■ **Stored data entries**
· · ·

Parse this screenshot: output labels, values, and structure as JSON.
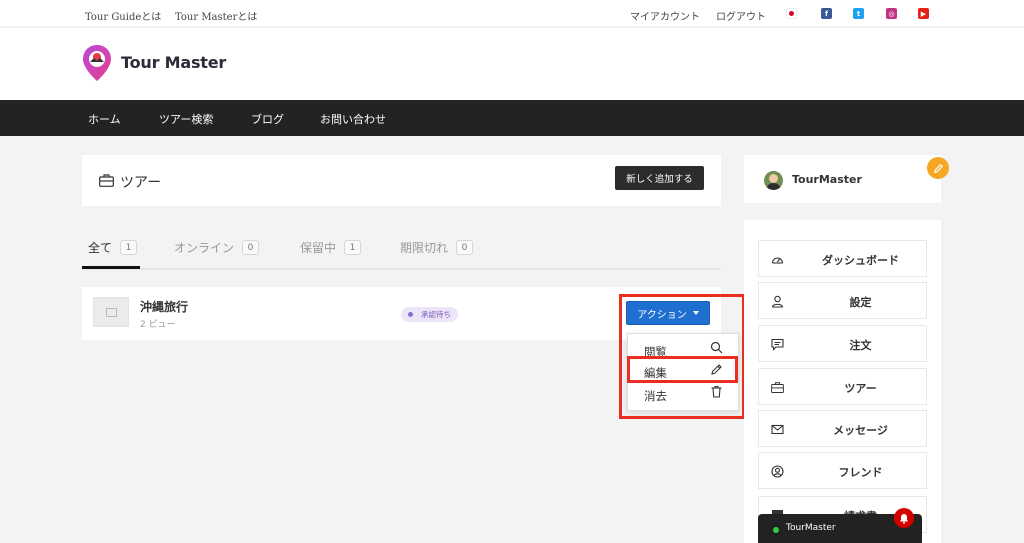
{
  "topbar": {
    "links": [
      "Tour Guideとは",
      "Tour Masterとは"
    ],
    "account": "マイアカウント",
    "logout": "ログアウト",
    "social_icons": [
      "japan-flag-icon",
      "facebook-icon",
      "twitter-icon",
      "instagram-icon",
      "youtube-icon"
    ]
  },
  "header": {
    "logo_text": "Tour Master"
  },
  "nav": {
    "items": [
      "ホーム",
      "ツアー検索",
      "ブログ",
      "お問い合わせ"
    ]
  },
  "tours": {
    "title": "ツアー",
    "add_button": "新しく追加する",
    "tabs": [
      {
        "label": "全て",
        "count": "1"
      },
      {
        "label": "オンライン",
        "count": "0"
      },
      {
        "label": "保留中",
        "count": "1"
      },
      {
        "label": "期限切れ",
        "count": "0"
      }
    ],
    "rows": [
      {
        "name": "沖縄旅行",
        "views": "2 ビュー",
        "status": "承認待ち"
      }
    ],
    "action_button": "アクション",
    "dropdown": [
      "閲覧",
      "編集",
      "消去"
    ]
  },
  "profile": {
    "name": "TourMaster"
  },
  "sidebar_menu": [
    "ダッシュボード",
    "設定",
    "注文",
    "ツアー",
    "メッセージ",
    "フレンド",
    "請求書"
  ],
  "chat": {
    "name": "TourMaster"
  },
  "colors": {
    "nav_bg": "#232323",
    "action_blue": "#1f6fd0",
    "highlight_red": "#ea2e1f",
    "edit_badge": "#f5a623",
    "status_purple": "#7b5cb9",
    "online_green": "#2ecc40",
    "notification_red": "#d40000"
  }
}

· · ·

■ **TASK DESCRIPTION**
Quote every entry exactly, with the pictures omitted.

■ **FINISHED EXERCISE**
Parse this screenshot: output labels, values, and structure as JSON.
{
  "topbar": {
    "links": [
      "Tour Guideとは",
      "Tour Masterとは"
    ],
    "account": "マイアカウント",
    "logout": "ログアウト",
    "social_icons": [
      "japan-flag-icon",
      "facebook-icon",
      "twitter-icon",
      "instagram-icon",
      "youtube-icon"
    ]
  },
  "header": {
    "logo_text": "Tour Master"
  },
  "nav": {
    "items": [
      "ホーム",
      "ツアー検索",
      "ブログ",
      "お問い合わせ"
    ]
  },
  "tours": {
    "title": "ツアー",
    "add_button": "新しく追加する",
    "tabs": [
      {
        "label": "全て",
        "count": "1"
      },
      {
        "label": "オンライン",
        "count": "0"
      },
      {
        "label": "保留中",
        "count": "1"
      },
      {
        "label": "期限切れ",
        "count": "0"
      }
    ],
    "rows": [
      {
        "name": "沖縄旅行",
        "views": "2 ビュー",
        "status": "承認待ち"
      }
    ],
    "action_button": "アクション",
    "dropdown": [
      "閲覧",
      "編集",
      "消去"
    ]
  },
  "profile": {
    "name": "TourMaster"
  },
  "sidebar_menu": [
    "ダッシュボード",
    "設定",
    "注文",
    "ツアー",
    "メッセージ",
    "フレンド",
    "請求書"
  ],
  "chat": {
    "name": "TourMaster"
  },
  "colors": {
    "nav_bg": "#232323",
    "action_blue": "#1f6fd0",
    "highlight_red": "#ea2e1f",
    "edit_badge": "#f5a623",
    "status_purple": "#7b5cb9",
    "online_green": "#2ecc40",
    "notification_red": "#d40000"
  }
}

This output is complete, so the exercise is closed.